The experimental units in this study were the replicates (of hens) per treatment. This is because it was the hens that received the insemination at varied intervals which is the treatment. The eggs of these hens were then used to assess fertility and other parameters measured. Eggs were collected daily from each treatment group, marked and stored on paper trays with broad end up at a temperature of 24 °C to 26°C and relative humidity of 70% – 85%. They were set for incubation weekly, after seven days of collection and storage. Eggs were placed randomly on setting trays prior to incubation. Candling of incubated eggs was done on day 25 of incubation. All candling clears were removed while those with evidence of developing embryo were transferred to the hatching unit to complete 28 days of incubation. At day 28, all hatched poults were counted and unhatched eggs, removed. The candling clears and unhatched eggs were broken–out to separate infertile eggs from those fertile but with dead embryos.
After break-out of the eggs, they were examined and the number of infertile eggs per treatment was noted. Infertile eggs were those eggs which upon break-out, were devoid of any form of embryonic mass. Eggs that had a form of embryonic mass upon break-out were categorised as fertile eggs with embryo mortality. Those fertile but with embryonic deaths were classified as early (deaths occurring at the first week of incubation), mid, at the second and third weeks while late was at the fourth week (last week) of incubation (Fairchild et al 2002). Eggs with embryo mortality at piping stage were also classified as late embryo deaths. All hatched poults and embryo deaths were counted together and regarded as the total number of fertile eggs. Percentage fertility was calculated by expressing the total fertile eggs as a percentage of all eggs set. Hatch of set eggs was total hatched poults expressed as a percentage of set eggs, while hatch of fertile eggs (or hatchability) was total hatched poults expressed as a percentage of fertile eggs. Embryo mortality at each stage was expressed as a percentage of fertile eggs.

Given entries:
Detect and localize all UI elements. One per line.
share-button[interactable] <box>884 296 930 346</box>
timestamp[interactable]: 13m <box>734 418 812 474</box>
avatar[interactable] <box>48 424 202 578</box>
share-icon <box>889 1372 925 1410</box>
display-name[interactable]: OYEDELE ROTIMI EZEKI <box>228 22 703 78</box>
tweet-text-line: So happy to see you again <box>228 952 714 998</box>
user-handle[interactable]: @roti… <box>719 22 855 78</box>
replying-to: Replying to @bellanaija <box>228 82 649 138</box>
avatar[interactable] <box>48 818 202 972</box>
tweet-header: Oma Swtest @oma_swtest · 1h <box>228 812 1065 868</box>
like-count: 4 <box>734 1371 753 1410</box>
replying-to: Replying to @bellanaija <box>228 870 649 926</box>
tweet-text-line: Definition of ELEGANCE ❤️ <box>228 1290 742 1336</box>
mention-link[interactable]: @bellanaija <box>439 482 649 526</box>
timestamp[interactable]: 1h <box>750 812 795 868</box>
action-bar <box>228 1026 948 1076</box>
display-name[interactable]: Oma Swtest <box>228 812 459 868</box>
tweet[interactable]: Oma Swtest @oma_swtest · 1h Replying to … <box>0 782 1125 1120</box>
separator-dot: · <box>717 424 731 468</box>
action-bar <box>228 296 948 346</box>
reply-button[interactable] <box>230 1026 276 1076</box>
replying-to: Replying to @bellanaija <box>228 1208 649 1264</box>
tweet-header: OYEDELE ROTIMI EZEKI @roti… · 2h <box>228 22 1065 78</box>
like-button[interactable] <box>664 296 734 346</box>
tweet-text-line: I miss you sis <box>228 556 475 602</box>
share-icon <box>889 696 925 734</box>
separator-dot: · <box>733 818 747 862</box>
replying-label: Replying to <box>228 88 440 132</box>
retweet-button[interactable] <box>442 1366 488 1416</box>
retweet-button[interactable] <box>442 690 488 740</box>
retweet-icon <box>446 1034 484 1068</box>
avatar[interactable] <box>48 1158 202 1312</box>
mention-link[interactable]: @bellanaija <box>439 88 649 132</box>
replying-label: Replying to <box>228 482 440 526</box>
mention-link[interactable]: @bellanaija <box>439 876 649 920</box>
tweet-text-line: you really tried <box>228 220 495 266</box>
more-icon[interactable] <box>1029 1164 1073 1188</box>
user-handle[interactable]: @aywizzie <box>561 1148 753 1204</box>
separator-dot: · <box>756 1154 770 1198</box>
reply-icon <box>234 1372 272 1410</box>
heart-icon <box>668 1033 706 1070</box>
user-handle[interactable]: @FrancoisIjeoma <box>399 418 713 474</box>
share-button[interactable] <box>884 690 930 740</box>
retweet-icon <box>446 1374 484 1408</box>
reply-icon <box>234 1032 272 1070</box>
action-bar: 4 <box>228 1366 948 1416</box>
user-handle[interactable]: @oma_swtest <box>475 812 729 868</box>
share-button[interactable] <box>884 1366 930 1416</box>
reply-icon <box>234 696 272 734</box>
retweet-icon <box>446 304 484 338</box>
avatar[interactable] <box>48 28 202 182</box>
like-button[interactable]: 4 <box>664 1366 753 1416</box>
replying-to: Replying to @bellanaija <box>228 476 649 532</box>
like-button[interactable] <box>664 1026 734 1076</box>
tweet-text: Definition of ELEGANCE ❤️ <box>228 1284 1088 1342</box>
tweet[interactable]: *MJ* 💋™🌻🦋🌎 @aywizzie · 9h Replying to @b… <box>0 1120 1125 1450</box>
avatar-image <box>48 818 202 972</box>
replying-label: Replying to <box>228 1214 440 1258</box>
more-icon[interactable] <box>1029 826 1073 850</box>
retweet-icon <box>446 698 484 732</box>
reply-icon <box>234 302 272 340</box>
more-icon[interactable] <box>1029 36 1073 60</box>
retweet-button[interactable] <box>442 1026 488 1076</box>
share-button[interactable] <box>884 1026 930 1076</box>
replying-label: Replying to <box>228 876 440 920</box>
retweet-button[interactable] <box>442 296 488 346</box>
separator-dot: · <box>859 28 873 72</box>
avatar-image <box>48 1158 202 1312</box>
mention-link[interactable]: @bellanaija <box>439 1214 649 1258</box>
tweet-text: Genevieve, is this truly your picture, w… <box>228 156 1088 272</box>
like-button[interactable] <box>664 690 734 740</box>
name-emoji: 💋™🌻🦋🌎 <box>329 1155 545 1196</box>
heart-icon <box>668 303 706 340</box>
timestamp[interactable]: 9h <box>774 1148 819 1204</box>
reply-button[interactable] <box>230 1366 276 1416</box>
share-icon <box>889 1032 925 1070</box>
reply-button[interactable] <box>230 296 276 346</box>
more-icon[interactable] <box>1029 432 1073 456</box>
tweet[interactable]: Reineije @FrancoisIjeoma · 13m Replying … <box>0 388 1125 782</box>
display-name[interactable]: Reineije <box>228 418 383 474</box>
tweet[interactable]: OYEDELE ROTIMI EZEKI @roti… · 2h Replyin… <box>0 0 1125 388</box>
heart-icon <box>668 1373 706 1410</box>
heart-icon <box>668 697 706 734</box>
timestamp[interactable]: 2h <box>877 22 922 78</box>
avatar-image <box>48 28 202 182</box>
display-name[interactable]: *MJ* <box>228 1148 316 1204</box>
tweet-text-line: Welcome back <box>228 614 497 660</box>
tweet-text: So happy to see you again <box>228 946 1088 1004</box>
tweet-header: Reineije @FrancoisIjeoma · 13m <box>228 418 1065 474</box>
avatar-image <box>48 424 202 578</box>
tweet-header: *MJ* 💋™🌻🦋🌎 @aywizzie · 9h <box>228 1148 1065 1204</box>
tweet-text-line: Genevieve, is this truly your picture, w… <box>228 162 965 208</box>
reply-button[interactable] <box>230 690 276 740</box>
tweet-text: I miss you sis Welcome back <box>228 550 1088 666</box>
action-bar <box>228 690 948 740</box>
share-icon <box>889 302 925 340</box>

Exercise A:
Translate this sentence from the passage on egg fertility and hatchability into Spanish: "Percentage fertility was calculated by expressing the total fertile eggs as a percentage of all eggs set."
Exercise B:
Carry on the passage on egg fertility and hatchability, starting after its final sentence.

Your response A:
El porcentaje de fertilidad se calculó expresando el total de huevos fértiles como porcentaje de todos los huevos incubados.

Your response B:
On day 25 of incubation after candling, each hatching basket was divided into three compartments for the three treatments. Candled eggs were placed in the hatching baskets according to treatments before placement in the hatching unit. On day 28, hatched poults from each treatment group were classified as first grade and second grade based on physical parameters. A poult was classified as first grade if on observation was dry, free of deformities or lesions and if the navel was closed or opened to a maximum of 2mm (Reijrink et al 2010) and in addition to that, it must be agile. Poult agility or activity was measured by placing it on its back. The poult is expected to get up to its feet in less than 3 seconds to be rated as agile (Tona et al 2003; Schulte-Drüggelte 2016). Others were dead poults, those with various forms of physical deformities, wet down feathers, poor agility, opened navel of greater than 2mm diameter and poor gait. They were considered as 2 nd grade poults. The percentage of first grade poults was calculated by expressing the number of first grade poults as a percentage of total poults hatched.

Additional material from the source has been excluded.